- [Problem to solve]
Read the listing and extract each line that includes the word "this".
[Begin Dataset entries]
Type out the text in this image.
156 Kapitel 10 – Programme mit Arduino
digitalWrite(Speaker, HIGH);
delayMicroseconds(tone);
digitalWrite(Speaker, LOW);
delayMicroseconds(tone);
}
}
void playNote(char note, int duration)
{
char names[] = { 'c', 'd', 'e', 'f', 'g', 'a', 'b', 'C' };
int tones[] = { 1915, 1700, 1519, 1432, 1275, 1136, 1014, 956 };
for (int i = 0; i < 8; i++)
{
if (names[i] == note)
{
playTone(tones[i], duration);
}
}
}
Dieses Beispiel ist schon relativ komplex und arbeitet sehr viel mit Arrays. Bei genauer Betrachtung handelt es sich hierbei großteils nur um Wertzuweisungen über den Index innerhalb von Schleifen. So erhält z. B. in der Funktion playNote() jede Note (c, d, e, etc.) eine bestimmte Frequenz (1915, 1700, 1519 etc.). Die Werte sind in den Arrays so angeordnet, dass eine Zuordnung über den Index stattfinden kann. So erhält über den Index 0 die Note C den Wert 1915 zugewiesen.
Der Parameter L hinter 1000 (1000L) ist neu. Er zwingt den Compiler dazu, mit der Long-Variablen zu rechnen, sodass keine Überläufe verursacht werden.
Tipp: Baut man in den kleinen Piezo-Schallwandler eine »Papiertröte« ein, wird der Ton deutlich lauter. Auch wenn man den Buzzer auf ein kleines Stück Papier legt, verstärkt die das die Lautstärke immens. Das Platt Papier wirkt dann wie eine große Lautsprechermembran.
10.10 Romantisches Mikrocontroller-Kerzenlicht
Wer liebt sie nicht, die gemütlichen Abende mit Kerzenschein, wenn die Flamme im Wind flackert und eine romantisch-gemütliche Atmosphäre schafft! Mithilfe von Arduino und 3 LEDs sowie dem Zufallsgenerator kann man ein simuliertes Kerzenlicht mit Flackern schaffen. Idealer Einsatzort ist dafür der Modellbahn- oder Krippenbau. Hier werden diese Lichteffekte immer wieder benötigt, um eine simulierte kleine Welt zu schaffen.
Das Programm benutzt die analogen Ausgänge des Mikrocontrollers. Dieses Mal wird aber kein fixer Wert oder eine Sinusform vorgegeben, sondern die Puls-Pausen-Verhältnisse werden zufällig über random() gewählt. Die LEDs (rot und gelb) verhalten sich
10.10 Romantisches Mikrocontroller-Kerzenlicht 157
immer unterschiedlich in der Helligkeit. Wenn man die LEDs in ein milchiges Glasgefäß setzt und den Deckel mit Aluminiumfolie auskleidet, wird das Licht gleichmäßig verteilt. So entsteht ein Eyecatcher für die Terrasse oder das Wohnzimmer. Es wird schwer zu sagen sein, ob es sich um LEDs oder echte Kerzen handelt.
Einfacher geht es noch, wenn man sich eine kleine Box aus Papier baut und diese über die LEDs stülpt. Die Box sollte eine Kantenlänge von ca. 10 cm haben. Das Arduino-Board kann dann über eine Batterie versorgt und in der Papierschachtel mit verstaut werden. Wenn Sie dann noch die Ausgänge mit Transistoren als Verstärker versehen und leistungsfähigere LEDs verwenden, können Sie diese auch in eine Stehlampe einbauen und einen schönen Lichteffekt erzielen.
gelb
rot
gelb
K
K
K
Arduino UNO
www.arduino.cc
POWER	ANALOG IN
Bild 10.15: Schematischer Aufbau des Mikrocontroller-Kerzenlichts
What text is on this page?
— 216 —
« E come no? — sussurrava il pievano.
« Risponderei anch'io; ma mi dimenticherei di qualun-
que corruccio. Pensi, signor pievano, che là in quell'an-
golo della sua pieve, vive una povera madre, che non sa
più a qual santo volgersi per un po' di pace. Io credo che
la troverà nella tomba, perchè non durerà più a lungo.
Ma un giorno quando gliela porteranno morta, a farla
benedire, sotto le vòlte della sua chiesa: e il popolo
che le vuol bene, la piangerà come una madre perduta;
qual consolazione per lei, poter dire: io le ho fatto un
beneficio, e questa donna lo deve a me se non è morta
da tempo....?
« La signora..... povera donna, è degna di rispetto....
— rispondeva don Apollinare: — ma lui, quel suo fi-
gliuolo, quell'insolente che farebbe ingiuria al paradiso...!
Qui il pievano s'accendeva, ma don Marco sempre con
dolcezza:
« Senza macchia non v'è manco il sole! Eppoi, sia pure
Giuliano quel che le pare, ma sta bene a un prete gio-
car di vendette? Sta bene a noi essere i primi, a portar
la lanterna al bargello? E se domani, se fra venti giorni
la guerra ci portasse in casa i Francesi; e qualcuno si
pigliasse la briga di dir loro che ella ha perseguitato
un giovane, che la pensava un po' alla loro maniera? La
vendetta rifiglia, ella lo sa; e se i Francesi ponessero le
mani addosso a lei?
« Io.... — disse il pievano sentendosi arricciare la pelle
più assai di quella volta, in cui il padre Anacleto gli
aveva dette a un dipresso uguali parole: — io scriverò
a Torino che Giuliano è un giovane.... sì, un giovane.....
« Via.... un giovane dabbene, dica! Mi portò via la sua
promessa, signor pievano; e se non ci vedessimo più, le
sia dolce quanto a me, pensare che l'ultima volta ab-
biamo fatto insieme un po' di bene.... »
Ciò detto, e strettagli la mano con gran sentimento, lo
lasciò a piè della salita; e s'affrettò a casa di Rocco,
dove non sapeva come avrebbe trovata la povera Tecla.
[End Dataset entries]
- [Answer in full]
Type out the text in this image.
What text is on this page?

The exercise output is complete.